▶ **Supplied material**

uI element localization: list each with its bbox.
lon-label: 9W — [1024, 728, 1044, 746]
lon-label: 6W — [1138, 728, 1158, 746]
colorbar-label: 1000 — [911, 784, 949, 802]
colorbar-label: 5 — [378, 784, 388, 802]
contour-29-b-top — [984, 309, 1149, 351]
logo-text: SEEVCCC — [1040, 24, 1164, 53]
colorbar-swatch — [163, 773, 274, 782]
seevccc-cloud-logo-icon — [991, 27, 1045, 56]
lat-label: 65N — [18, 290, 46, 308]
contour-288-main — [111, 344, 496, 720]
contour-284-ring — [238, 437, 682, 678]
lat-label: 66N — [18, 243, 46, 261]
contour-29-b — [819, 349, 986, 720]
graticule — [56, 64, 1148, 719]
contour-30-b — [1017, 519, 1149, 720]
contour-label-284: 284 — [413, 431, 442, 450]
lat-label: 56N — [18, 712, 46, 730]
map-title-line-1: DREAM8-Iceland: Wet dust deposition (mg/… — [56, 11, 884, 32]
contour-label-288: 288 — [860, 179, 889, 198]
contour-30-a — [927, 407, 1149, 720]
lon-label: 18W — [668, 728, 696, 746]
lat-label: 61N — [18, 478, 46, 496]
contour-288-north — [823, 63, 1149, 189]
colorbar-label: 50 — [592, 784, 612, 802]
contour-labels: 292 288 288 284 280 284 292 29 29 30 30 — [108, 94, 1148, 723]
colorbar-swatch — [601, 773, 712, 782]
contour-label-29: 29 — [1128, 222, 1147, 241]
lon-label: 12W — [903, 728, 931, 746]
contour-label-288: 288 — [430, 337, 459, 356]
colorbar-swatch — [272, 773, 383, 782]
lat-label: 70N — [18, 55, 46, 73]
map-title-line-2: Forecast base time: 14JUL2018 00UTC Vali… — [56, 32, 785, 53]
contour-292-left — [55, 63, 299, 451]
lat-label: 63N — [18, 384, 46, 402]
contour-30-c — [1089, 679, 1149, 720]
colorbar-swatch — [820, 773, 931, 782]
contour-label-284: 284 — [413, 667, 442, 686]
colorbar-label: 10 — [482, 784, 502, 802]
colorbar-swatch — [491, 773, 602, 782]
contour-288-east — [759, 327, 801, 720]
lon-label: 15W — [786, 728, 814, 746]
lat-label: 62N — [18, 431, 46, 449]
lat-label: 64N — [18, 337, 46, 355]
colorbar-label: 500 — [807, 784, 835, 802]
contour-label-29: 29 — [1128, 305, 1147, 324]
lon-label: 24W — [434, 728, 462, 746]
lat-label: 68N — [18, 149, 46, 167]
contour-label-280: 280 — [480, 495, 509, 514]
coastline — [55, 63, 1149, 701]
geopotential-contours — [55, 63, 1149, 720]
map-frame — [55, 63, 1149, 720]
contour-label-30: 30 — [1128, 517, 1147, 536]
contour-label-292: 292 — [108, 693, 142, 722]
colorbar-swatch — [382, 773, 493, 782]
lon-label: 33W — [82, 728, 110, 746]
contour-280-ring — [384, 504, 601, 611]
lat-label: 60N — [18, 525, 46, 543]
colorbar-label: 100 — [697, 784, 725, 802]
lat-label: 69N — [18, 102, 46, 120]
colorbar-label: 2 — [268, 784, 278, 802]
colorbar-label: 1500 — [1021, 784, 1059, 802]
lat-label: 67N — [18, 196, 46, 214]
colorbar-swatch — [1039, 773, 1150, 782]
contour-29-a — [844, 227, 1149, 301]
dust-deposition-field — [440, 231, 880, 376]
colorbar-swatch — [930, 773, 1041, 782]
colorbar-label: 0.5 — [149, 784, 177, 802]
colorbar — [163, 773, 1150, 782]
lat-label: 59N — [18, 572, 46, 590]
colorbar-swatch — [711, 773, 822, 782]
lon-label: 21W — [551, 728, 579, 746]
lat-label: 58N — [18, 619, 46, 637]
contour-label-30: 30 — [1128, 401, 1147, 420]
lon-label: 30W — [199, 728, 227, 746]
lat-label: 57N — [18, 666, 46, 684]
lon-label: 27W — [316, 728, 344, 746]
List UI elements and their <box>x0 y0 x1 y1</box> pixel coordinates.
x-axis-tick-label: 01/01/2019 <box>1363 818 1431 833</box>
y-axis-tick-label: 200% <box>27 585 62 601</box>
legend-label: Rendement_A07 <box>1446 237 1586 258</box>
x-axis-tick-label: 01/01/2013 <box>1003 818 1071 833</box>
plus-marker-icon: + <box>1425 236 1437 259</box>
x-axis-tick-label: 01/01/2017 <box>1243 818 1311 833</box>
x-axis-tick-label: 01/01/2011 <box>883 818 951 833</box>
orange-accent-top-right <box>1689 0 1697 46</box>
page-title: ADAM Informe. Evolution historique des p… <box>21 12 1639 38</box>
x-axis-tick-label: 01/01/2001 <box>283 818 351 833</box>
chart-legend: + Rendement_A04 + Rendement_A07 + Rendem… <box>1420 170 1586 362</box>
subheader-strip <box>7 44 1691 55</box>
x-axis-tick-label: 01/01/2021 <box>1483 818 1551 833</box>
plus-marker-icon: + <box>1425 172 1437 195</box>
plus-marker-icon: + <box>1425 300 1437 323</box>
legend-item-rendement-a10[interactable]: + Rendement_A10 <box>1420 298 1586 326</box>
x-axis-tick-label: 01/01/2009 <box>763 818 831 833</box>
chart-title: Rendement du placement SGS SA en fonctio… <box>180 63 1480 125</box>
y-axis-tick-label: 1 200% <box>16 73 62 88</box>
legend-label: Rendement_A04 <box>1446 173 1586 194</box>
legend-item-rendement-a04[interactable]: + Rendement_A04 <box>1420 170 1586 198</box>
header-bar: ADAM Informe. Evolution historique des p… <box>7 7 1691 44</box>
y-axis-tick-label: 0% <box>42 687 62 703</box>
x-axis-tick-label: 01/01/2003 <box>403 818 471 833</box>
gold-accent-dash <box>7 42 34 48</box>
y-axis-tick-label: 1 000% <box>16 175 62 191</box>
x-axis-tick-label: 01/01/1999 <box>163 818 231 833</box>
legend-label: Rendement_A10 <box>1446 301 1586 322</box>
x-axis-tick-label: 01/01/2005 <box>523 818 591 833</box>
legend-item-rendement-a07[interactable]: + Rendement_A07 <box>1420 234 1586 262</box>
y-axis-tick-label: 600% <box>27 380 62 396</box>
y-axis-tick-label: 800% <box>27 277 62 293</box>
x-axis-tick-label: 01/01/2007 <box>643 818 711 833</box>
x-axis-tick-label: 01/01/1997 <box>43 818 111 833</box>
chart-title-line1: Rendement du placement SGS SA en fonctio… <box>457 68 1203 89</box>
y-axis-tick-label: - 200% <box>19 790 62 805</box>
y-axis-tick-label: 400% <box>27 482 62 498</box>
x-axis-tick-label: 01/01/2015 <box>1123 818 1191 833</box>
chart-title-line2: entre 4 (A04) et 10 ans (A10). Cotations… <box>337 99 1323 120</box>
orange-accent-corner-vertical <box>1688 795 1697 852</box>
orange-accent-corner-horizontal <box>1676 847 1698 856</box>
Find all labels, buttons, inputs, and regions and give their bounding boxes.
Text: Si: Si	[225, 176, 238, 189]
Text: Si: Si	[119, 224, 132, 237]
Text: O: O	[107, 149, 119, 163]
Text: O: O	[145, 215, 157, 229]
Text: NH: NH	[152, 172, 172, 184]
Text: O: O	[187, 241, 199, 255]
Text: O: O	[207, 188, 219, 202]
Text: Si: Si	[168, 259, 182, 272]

▶ **The request**
Put the material, starting at its first line and ending at the line that contains "graticule — [56, 64, 1148, 719]", into a JSON list of strings with one string per line and blank lines left out.

▶ **Exercise answer**
[
  "uI element localization: list each with its bbox.",
  "lon-label: 9W — [1024, 728, 1044, 746]",
  "lon-label: 6W — [1138, 728, 1158, 746]",
  "colorbar-label: 1000 — [911, 784, 949, 802]",
  "colorbar-label: 5 — [378, 784, 388, 802]",
  "contour-29-b-top — [984, 309, 1149, 351]",
  "logo-text: SEEVCCC — [1040, 24, 1164, 53]",
  "colorbar-swatch — [163, 773, 274, 782]",
  "seevccc-cloud-logo-icon — [991, 27, 1045, 56]",
  "lat-label: 65N — [18, 290, 46, 308]",
  "contour-288-main — [111, 344, 496, 720]",
  "contour-284-ring — [238, 437, 682, 678]",
  "lat-label: 66N — [18, 243, 46, 261]",
  "contour-29-b — [819, 349, 986, 720]",
  "graticule — [56, 64, 1148, 719]"
]